# Aim
Which lines hold the word "share"? Show each of them.

# Material supplied
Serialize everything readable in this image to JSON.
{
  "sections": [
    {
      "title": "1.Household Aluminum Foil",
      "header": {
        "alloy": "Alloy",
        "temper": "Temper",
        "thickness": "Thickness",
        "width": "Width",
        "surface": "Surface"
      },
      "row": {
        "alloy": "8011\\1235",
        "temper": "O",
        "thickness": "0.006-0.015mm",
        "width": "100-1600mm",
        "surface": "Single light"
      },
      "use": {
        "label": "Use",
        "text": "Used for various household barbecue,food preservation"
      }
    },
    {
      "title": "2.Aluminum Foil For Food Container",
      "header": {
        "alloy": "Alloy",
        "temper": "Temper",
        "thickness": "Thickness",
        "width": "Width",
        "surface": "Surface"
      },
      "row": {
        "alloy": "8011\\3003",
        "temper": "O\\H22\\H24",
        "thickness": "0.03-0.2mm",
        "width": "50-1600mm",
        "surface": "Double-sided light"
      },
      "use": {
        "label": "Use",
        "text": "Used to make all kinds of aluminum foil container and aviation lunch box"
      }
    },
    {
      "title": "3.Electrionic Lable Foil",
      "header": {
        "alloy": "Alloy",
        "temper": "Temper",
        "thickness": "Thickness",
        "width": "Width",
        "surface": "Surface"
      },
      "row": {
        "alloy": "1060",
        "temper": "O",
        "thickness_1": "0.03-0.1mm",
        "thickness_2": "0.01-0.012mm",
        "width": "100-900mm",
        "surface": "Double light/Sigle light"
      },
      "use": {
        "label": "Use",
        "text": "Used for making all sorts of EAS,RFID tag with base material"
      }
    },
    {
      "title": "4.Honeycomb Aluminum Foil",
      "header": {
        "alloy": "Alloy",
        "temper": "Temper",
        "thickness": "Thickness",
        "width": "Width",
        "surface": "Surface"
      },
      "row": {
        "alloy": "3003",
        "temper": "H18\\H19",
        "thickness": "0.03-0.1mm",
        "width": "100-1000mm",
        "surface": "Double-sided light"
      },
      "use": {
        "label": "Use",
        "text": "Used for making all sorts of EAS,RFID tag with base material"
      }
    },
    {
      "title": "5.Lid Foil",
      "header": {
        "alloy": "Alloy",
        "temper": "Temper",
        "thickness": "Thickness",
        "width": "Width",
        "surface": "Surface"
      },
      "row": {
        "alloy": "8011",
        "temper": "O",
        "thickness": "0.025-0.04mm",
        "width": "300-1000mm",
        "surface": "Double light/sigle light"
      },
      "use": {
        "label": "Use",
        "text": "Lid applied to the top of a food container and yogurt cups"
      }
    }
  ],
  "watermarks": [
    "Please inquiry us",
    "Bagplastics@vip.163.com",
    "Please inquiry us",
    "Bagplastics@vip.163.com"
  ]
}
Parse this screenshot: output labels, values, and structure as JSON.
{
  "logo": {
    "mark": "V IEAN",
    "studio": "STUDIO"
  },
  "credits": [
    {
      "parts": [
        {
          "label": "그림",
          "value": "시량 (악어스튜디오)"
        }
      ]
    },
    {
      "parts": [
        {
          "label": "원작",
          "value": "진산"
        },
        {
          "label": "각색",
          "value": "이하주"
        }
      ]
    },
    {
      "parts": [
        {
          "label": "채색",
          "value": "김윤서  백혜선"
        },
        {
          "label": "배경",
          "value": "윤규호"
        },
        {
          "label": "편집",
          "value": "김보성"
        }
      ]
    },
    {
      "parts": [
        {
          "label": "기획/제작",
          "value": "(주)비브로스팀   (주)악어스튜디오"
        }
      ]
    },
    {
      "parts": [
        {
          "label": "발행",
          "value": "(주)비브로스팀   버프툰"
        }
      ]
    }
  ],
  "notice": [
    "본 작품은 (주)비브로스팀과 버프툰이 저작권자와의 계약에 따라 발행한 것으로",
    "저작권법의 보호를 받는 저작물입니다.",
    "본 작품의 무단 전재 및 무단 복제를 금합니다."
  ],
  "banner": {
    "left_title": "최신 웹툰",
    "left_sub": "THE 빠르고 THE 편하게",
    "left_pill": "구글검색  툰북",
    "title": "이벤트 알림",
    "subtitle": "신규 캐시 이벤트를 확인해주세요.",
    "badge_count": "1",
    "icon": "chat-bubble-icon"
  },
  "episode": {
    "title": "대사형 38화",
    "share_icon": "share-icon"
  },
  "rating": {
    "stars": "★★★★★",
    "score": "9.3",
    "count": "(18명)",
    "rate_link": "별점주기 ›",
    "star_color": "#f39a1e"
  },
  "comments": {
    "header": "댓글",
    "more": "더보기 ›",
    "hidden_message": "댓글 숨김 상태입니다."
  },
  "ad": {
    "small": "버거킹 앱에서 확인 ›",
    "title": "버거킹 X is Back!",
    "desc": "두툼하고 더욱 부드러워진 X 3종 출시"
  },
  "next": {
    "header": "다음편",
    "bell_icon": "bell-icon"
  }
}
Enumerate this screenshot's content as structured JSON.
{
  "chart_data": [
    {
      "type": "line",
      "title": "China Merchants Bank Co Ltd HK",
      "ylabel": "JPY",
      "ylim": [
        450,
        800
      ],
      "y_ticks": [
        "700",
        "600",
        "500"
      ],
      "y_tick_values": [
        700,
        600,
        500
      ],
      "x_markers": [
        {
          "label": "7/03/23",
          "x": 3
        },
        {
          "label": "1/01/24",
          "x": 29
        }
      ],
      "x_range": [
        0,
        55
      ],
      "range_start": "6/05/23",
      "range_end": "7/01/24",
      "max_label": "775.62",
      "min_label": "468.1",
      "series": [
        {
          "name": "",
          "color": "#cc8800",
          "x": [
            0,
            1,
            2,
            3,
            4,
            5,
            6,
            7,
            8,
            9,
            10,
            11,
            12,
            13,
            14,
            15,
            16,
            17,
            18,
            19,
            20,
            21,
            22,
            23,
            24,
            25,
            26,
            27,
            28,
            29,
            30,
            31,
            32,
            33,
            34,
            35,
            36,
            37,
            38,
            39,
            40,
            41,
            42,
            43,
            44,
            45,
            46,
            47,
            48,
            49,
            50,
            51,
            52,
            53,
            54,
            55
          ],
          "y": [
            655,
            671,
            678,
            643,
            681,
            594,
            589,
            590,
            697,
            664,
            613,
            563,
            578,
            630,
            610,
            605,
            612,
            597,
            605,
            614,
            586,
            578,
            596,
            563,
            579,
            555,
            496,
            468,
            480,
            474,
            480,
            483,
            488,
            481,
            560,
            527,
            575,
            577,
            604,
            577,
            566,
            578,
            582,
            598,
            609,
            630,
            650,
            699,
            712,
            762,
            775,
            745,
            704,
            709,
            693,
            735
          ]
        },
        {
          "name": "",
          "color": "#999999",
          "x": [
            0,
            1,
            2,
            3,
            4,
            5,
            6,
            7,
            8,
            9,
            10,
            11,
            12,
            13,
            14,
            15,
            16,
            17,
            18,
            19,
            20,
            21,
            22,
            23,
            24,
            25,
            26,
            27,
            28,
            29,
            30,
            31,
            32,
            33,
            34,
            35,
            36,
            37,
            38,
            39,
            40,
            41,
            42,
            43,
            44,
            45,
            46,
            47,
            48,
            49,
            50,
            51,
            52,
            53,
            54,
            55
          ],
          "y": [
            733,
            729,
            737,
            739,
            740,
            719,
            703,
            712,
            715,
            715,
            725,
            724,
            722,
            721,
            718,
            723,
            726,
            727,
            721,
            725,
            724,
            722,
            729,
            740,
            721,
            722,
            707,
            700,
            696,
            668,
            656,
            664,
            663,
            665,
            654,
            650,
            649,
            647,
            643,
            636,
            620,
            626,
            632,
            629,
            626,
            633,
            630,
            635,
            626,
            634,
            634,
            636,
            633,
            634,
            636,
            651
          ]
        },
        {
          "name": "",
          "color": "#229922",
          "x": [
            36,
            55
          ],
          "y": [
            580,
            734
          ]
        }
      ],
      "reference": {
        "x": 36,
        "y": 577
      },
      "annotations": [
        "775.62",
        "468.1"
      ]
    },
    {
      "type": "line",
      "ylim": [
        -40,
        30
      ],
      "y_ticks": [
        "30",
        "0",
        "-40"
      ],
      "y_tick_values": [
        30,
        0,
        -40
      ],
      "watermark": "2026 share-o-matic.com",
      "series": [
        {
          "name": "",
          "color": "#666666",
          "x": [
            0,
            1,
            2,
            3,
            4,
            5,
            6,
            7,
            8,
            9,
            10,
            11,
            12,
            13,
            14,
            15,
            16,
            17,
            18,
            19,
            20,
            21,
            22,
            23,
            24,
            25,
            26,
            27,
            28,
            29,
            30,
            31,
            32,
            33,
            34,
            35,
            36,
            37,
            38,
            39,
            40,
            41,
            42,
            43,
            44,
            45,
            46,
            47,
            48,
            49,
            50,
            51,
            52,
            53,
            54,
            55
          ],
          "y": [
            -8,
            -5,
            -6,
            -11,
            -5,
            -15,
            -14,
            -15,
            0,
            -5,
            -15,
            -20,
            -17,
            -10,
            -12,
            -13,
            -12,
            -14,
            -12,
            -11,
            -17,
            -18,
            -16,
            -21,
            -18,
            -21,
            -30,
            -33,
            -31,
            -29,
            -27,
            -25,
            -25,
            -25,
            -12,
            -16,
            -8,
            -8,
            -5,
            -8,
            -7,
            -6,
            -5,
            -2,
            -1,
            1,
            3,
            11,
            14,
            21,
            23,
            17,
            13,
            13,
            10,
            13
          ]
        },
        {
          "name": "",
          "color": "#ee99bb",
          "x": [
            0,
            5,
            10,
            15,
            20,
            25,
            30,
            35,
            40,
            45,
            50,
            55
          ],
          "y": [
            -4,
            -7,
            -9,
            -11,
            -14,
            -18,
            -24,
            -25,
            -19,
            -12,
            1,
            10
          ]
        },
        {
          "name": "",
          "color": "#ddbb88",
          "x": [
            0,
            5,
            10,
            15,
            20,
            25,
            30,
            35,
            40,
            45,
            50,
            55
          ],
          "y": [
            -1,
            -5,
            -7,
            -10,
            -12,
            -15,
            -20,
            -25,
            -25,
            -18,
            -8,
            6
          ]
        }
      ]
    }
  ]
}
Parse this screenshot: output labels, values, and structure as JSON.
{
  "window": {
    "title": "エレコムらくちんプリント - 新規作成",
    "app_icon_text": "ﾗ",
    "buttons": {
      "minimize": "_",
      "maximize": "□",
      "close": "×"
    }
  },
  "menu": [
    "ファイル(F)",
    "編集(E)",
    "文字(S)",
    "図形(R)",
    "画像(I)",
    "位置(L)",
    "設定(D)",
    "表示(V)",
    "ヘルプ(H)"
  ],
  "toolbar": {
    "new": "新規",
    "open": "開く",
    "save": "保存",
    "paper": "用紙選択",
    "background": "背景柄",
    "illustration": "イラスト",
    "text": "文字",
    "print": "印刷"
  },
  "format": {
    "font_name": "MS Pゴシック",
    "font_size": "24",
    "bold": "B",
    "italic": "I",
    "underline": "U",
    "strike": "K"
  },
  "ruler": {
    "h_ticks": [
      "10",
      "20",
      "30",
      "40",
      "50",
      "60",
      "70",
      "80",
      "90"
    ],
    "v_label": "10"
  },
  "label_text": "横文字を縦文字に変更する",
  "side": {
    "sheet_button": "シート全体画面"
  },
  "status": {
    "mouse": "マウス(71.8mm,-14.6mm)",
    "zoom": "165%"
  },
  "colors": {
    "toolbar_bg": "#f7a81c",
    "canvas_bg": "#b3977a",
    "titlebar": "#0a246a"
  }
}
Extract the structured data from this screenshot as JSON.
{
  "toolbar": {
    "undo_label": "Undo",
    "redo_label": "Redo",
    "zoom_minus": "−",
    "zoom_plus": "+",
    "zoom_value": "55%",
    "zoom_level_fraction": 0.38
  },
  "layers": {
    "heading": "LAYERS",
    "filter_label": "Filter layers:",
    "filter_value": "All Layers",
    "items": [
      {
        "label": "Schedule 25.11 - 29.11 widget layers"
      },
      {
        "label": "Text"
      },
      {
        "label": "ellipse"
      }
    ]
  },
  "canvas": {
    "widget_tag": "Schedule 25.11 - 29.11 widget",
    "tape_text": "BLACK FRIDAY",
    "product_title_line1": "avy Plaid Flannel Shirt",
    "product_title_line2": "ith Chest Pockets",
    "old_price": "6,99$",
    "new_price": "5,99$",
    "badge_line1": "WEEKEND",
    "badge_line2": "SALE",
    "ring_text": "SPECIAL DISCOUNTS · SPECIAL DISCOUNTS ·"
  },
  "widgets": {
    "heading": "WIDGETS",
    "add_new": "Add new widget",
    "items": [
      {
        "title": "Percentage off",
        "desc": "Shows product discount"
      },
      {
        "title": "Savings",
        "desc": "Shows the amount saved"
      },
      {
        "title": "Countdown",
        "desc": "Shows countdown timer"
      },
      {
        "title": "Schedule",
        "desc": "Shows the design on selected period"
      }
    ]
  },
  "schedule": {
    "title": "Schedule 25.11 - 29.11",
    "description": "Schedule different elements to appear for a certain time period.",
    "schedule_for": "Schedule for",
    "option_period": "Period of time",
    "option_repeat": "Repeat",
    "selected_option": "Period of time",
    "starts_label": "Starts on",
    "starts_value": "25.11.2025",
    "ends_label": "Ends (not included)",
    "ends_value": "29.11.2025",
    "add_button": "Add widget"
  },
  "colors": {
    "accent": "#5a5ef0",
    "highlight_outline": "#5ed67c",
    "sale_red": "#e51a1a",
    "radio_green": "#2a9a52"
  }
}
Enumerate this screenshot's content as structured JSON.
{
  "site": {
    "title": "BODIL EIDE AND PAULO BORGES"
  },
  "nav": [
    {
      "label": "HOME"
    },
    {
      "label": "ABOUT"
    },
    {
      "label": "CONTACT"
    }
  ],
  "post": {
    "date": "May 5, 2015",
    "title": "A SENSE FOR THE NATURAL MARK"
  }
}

# Final result
    "share_icon": "share-icon"
      "watermark": "2026 share-o-matic.com",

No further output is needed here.